Data records
* * *

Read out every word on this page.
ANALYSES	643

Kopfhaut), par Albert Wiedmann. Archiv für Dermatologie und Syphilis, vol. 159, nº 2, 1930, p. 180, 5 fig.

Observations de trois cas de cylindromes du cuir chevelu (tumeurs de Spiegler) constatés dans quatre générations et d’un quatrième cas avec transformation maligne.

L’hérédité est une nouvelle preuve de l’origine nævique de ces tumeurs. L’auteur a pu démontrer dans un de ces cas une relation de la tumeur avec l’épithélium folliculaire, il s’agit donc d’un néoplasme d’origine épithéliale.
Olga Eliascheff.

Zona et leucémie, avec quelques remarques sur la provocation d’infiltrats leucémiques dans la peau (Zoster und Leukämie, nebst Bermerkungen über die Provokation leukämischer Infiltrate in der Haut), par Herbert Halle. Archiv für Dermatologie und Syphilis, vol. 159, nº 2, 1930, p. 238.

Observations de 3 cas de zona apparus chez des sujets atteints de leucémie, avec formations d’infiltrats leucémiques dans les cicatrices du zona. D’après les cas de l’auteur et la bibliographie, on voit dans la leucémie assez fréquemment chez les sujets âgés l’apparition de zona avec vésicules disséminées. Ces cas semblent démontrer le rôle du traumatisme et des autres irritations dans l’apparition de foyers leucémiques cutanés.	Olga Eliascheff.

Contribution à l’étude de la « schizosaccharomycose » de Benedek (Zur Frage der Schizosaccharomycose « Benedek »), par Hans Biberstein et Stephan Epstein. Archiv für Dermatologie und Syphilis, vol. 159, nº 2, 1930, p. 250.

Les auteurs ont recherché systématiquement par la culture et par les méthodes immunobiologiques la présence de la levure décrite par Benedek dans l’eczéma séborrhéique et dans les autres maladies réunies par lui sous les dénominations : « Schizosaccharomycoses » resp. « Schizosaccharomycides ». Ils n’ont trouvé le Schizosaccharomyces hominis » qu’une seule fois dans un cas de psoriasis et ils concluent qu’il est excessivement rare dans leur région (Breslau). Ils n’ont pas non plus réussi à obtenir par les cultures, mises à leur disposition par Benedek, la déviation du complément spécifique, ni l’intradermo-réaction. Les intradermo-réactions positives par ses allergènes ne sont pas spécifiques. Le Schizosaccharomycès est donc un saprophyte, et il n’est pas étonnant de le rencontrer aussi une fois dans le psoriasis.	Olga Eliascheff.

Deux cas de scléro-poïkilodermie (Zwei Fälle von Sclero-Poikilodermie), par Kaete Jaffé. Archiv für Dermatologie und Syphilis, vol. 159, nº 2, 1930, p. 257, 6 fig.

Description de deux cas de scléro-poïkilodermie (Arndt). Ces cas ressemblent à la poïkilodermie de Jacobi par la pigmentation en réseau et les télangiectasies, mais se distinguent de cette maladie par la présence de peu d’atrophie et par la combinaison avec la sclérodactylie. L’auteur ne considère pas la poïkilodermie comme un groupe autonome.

* * *

> [What to do]: Go through the data and return every record exactly.

> [Solution to this task]:
Read out every word on this page.
ANALYSES	643

Kopfhaut), par Albert Wiedmann. Archiv für Dermatologie und Syphilis, vol. 159, nº 2, 1930, p. 180, 5 fig.

Observations de trois cas de cylindromes du cuir chevelu (tumeurs de Spiegler) constatés dans quatre générations et d’un quatrième cas avec transformation maligne.

L’hérédité est une nouvelle preuve de l’origine nævique de ces tumeurs. L’auteur a pu démontrer dans un de ces cas une relation de la tumeur avec l’épithélium folliculaire, il s’agit donc d’un néoplasme d’origine épithéliale.
Olga Eliascheff.

Zona et leucémie, avec quelques remarques sur la provocation d’infiltrats leucémiques dans la peau (Zoster und Leukämie, nebst Bermerkungen über die Provokation leukämischer Infiltrate in der Haut), par Herbert Halle. Archiv für Dermatologie und Syphilis, vol. 159, nº 2, 1930, p. 238.

Observations de 3 cas de zona apparus chez des sujets atteints de leucémie, avec formations d’infiltrats leucémiques dans les cicatrices du zona. D’après les cas de l’auteur et la bibliographie, on voit dans la leucémie assez fréquemment chez les sujets âgés l’apparition de zona avec vésicules disséminées. Ces cas semblent démontrer le rôle du traumatisme et des autres irritations dans l’apparition de foyers leucémiques cutanés.	Olga Eliascheff.

Contribution à l’étude de la « schizosaccharomycose » de Benedek (Zur Frage der Schizosaccharomycose « Benedek »), par Hans Biberstein et Stephan Epstein. Archiv für Dermatologie und Syphilis, vol. 159, nº 2, 1930, p. 250.

Les auteurs ont recherché systématiquement par la culture et par les méthodes immunobiologiques la présence de la levure décrite par Benedek dans l’eczéma séborrhéique et dans les autres maladies réunies par lui sous les dénominations : « Schizosaccharomycoses » resp. « Schizosaccharomycides ». Ils n’ont trouvé le Schizosaccharomyces hominis » qu’une seule fois dans un cas de psoriasis et ils concluent qu’il est excessivement rare dans leur région (Breslau). Ils n’ont pas non plus réussi à obtenir par les cultures, mises à leur disposition par Benedek, la déviation du complément spécifique, ni l’intradermo-réaction. Les intradermo-réactions positives par ses allergènes ne sont pas spécifiques. Le Schizosaccharomycès est donc un saprophyte, et il n’est pas étonnant de le rencontrer aussi une fois dans le psoriasis.	Olga Eliascheff.

Deux cas de scléro-poïkilodermie (Zwei Fälle von Sclero-Poikilodermie), par Kaete Jaffé. Archiv für Dermatologie und Syphilis, vol. 159, nº 2, 1930, p. 257, 6 fig.

Description de deux cas de scléro-poïkilodermie (Arndt). Ces cas ressemblent à la poïkilodermie de Jacobi par la pigmentation en réseau et les télangiectasies, mais se distinguent de cette maladie par la présence de peu d’atrophie et par la combinaison avec la sclérodactylie. L’auteur ne considère pas la poïkilodermie comme un groupe autonome.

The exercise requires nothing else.